-- Start Data for the task --

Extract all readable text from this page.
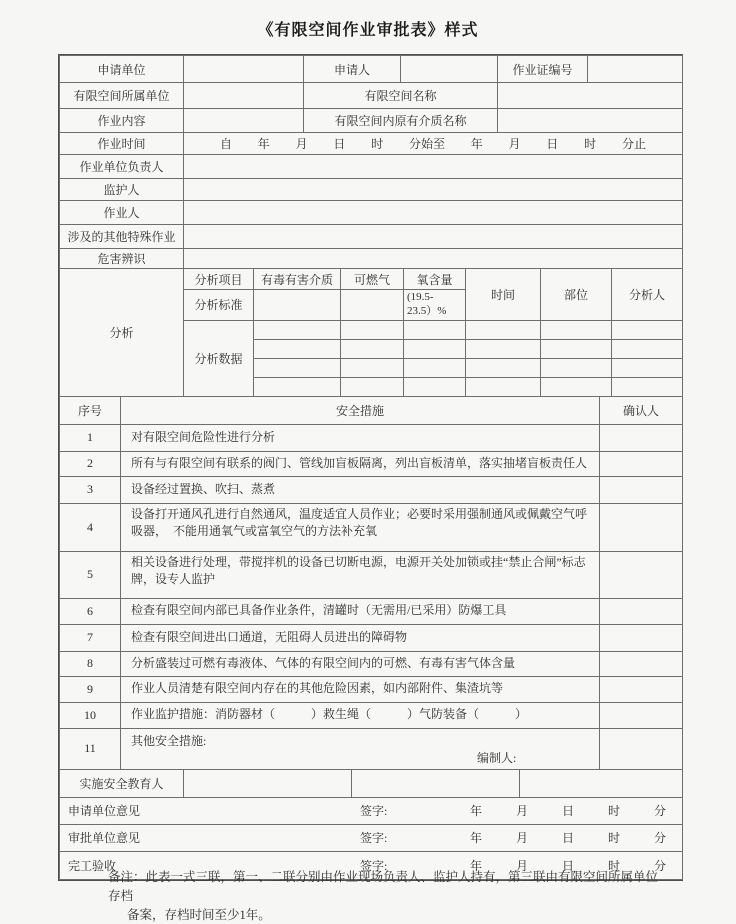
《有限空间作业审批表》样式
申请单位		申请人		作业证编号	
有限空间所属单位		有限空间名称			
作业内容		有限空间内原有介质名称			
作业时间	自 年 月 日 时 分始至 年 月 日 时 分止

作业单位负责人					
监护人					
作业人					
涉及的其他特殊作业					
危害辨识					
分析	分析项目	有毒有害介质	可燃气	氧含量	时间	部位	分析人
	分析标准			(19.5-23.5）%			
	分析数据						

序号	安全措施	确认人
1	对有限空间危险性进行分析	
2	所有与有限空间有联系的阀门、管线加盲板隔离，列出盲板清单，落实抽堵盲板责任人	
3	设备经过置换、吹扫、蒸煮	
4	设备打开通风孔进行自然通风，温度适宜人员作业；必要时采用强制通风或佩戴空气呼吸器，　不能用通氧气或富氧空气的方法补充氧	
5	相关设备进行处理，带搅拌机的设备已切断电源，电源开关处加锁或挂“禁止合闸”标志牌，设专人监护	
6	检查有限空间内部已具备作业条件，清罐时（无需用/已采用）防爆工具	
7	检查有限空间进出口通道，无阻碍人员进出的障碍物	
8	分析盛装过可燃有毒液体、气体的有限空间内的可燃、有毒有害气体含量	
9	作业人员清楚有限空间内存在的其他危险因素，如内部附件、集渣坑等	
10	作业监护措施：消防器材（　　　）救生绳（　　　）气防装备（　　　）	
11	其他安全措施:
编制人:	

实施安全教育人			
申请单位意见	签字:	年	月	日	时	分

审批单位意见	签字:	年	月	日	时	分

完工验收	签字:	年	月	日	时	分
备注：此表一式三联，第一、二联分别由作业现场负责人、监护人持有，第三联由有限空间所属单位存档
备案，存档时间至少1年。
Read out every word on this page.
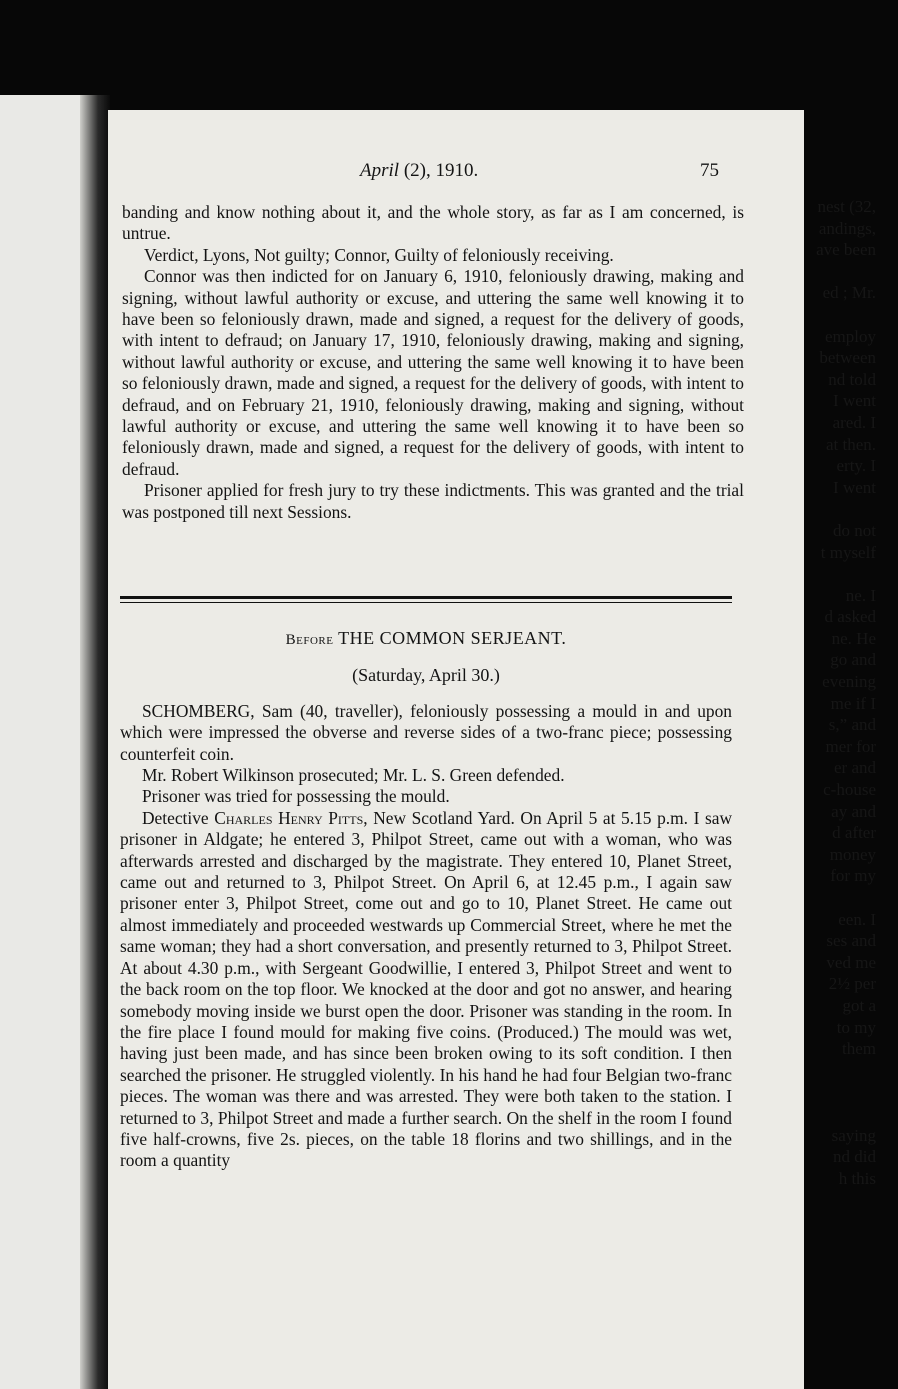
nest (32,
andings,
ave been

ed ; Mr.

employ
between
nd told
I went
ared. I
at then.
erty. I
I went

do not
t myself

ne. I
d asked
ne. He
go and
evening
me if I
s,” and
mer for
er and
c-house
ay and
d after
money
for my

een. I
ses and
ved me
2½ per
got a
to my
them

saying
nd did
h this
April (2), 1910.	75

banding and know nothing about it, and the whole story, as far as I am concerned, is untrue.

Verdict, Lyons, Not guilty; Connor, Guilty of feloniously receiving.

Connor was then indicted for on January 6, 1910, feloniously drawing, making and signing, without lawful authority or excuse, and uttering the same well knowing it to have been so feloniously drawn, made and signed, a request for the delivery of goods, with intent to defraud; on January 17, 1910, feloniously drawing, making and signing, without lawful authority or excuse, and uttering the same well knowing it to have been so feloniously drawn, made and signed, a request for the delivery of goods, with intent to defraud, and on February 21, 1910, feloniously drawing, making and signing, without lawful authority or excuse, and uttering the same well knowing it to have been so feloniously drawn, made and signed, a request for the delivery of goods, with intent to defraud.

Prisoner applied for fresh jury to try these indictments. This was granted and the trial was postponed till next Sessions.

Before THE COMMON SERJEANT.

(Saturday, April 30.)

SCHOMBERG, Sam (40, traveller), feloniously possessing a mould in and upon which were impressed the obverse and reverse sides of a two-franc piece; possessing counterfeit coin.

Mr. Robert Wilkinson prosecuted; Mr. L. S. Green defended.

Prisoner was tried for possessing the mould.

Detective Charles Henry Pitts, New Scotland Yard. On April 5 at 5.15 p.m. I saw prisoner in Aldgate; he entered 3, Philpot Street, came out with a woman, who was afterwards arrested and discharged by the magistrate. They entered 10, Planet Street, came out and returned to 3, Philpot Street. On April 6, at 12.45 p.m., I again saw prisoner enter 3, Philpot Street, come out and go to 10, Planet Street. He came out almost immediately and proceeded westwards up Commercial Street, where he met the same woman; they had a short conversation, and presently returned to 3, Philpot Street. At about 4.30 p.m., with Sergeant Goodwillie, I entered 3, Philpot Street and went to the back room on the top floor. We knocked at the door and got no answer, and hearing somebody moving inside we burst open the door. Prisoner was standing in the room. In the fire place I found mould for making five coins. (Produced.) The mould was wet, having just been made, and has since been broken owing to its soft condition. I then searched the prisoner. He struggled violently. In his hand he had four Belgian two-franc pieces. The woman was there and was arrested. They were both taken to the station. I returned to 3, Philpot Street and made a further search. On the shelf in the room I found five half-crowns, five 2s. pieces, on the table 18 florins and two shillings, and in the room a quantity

-- End Data for the task --

Without including the pictures, reproduce all entries exactly.

Extract all readable text from this page.
《有限空间作业审批表》样式
申请单位		申请人		作业证编号	
有限空间所属单位		有限空间名称			
作业内容		有限空间内原有介质名称			
作业时间	自 年 月 日 时 分始至 年 月 日 时 分止

作业单位负责人					
监护人					
作业人					
涉及的其他特殊作业					
危害辨识					
分析	分析项目	有毒有害介质	可燃气	氧含量	时间	部位	分析人
	分析标准			(19.5-23.5）%			
	分析数据						

序号	安全措施	确认人
1	对有限空间危险性进行分析	
2	所有与有限空间有联系的阀门、管线加盲板隔离，列出盲板清单，落实抽堵盲板责任人	
3	设备经过置换、吹扫、蒸煮	
4	设备打开通风孔进行自然通风，温度适宜人员作业；必要时采用强制通风或佩戴空气呼吸器，　不能用通氧气或富氧空气的方法补充氧	
5	相关设备进行处理，带搅拌机的设备已切断电源，电源开关处加锁或挂“禁止合闸”标志牌，设专人监护	
6	检查有限空间内部已具备作业条件，清罐时（无需用/已采用）防爆工具	
7	检查有限空间进出口通道，无阻碍人员进出的障碍物	
8	分析盛装过可燃有毒液体、气体的有限空间内的可燃、有毒有害气体含量	
9	作业人员清楚有限空间内存在的其他危险因素，如内部附件、集渣坑等	
10	作业监护措施：消防器材（　　　）救生绳（　　　）气防装备（　　　）	
11	其他安全措施:
编制人:	

实施安全教育人			
申请单位意见	签字:	年	月	日	时	分

审批单位意见	签字:	年	月	日	时	分

完工验收	签字:	年	月	日	时	分
备注：此表一式三联，第一、二联分别由作业现场负责人、监护人持有，第三联由有限空间所属单位存档
备案，存档时间至少1年。
Read out every word on this page.
nest (32,
andings,
ave been

ed ; Mr.

employ
between
nd told
I went
ared. I
at then.
erty. I
I went

do not
t myself

ne. I
d asked
ne. He
go and
evening
me if I
s,” and
mer for
er and
c-house
ay and
d after
money
for my

een. I
ses and
ved me
2½ per
got a
to my
them

saying
nd did
h this
April (2), 1910.	75

banding and know nothing about it, and the whole story, as far as I am concerned, is untrue.

Verdict, Lyons, Not guilty; Connor, Guilty of feloniously receiving.

Connor was then indicted for on January 6, 1910, feloniously drawing, making and signing, without lawful authority or excuse, and uttering the same well knowing it to have been so feloniously drawn, made and signed, a request for the delivery of goods, with intent to defraud; on January 17, 1910, feloniously drawing, making and signing, without lawful authority or excuse, and uttering the same well knowing it to have been so feloniously drawn, made and signed, a request for the delivery of goods, with intent to defraud, and on February 21, 1910, feloniously drawing, making and signing, without lawful authority or excuse, and uttering the same well knowing it to have been so feloniously drawn, made and signed, a request for the delivery of goods, with intent to defraud.

Prisoner applied for fresh jury to try these indictments. This was granted and the trial was postponed till next Sessions.

Before THE COMMON SERJEANT.

(Saturday, April 30.)

SCHOMBERG, Sam (40, traveller), feloniously possessing a mould in and upon which were impressed the obverse and reverse sides of a two-franc piece; possessing counterfeit coin.

Mr. Robert Wilkinson prosecuted; Mr. L. S. Green defended.

Prisoner was tried for possessing the mould.

Detective Charles Henry Pitts, New Scotland Yard. On April 5 at 5.15 p.m. I saw prisoner in Aldgate; he entered 3, Philpot Street, came out with a woman, who was afterwards arrested and discharged by the magistrate. They entered 10, Planet Street, came out and returned to 3, Philpot Street. On April 6, at 12.45 p.m., I again saw prisoner enter 3, Philpot Street, come out and go to 10, Planet Street. He came out almost immediately and proceeded westwards up Commercial Street, where he met the same woman; they had a short conversation, and presently returned to 3, Philpot Street. At about 4.30 p.m., with Sergeant Goodwillie, I entered 3, Philpot Street and went to the back room on the top floor. We knocked at the door and got no answer, and hearing somebody moving inside we burst open the door. Prisoner was standing in the room. In the fire place I found mould for making five coins. (Produced.) The mould was wet, having just been made, and has since been broken owing to its soft condition. I then searched the prisoner. He struggled violently. In his hand he had four Belgian two-franc pieces. The woman was there and was arrested. They were both taken to the station. I returned to 3, Philpot Street and made a further search. On the shelf in the room I found five half-crowns, five 2s. pieces, on the table 18 florins and two shillings, and in the room a quantity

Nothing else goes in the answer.